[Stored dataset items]
┌──

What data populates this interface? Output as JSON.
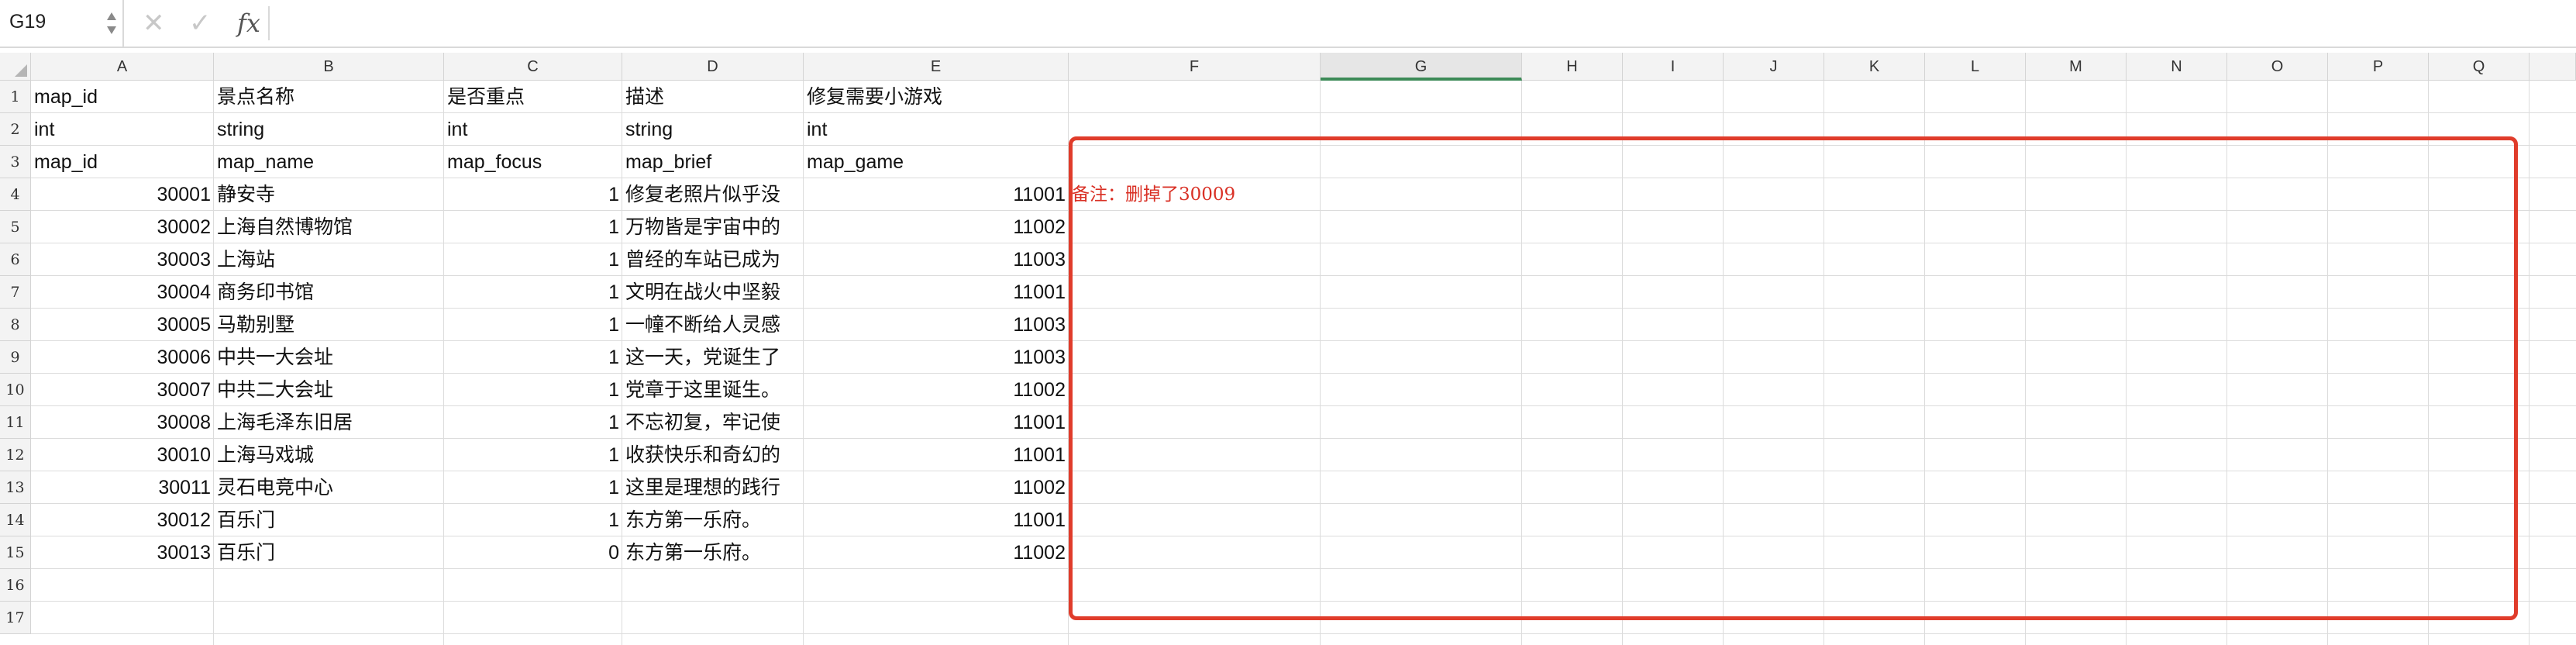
{
  "formula_bar": {
    "name_box": "G19",
    "cancel_icon": "close-icon",
    "confirm_icon": "check-icon",
    "fx_label": "fx",
    "formula_value": ""
  },
  "columns": [
    "A",
    "B",
    "C",
    "D",
    "E",
    "F",
    "G",
    "H",
    "I",
    "J",
    "K",
    "L",
    "M",
    "N",
    "O",
    "P",
    "Q"
  ],
  "active_column": "G",
  "rows": [
    "1",
    "2",
    "3",
    "4",
    "5",
    "6",
    "7",
    "8",
    "9",
    "10",
    "11",
    "12",
    "13",
    "14",
    "15",
    "16",
    "17"
  ],
  "sheet": {
    "headers": [
      [
        "map_id",
        "景点名称",
        "是否重点",
        "描述",
        "修复需要小游戏"
      ],
      [
        "int",
        "string",
        "int",
        "string",
        "int"
      ],
      [
        "map_id",
        "map_name",
        "map_focus",
        "map_brief",
        "map_game"
      ]
    ],
    "records": [
      [
        "30001",
        "静安寺",
        "1",
        "修复老照片似乎没",
        "11001"
      ],
      [
        "30002",
        "上海自然博物馆",
        "1",
        "万物皆是宇宙中的",
        "11002"
      ],
      [
        "30003",
        "上海站",
        "1",
        "曾经的车站已成为",
        "11003"
      ],
      [
        "30004",
        "商务印书馆",
        "1",
        "文明在战火中坚毅",
        "11001"
      ],
      [
        "30005",
        "马勒别墅",
        "1",
        "一幢不断给人灵感",
        "11003"
      ],
      [
        "30006",
        "中共一大会址",
        "1",
        "这一天，党诞生了",
        "11003"
      ],
      [
        "30007",
        "中共二大会址",
        "1",
        "党章于这里诞生。",
        "11002"
      ],
      [
        "30008",
        "上海毛泽东旧居",
        "1",
        "不忘初复，牢记使",
        "11001"
      ],
      [
        "30010",
        "上海马戏城",
        "1",
        "收获快乐和奇幻的",
        "11001"
      ],
      [
        "30011",
        "灵石电竞中心",
        "1",
        "这里是理想的践行",
        "11002"
      ],
      [
        "30012",
        "百乐门",
        "1",
        "东方第一乐府。",
        "11001"
      ],
      [
        "30013",
        "百乐门",
        "0",
        "东方第一乐府。",
        "11002"
      ]
    ],
    "note": "备注：删掉了30009"
  },
  "colors": {
    "highlight_border": "#e03c2b",
    "note_text": "#d93025",
    "active_col_accent": "#3c8a57"
  }
}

└──

## Stated task
How many lines of the entries above hold the string "icon"? Reply with the number alone.

## Result for this exercise
2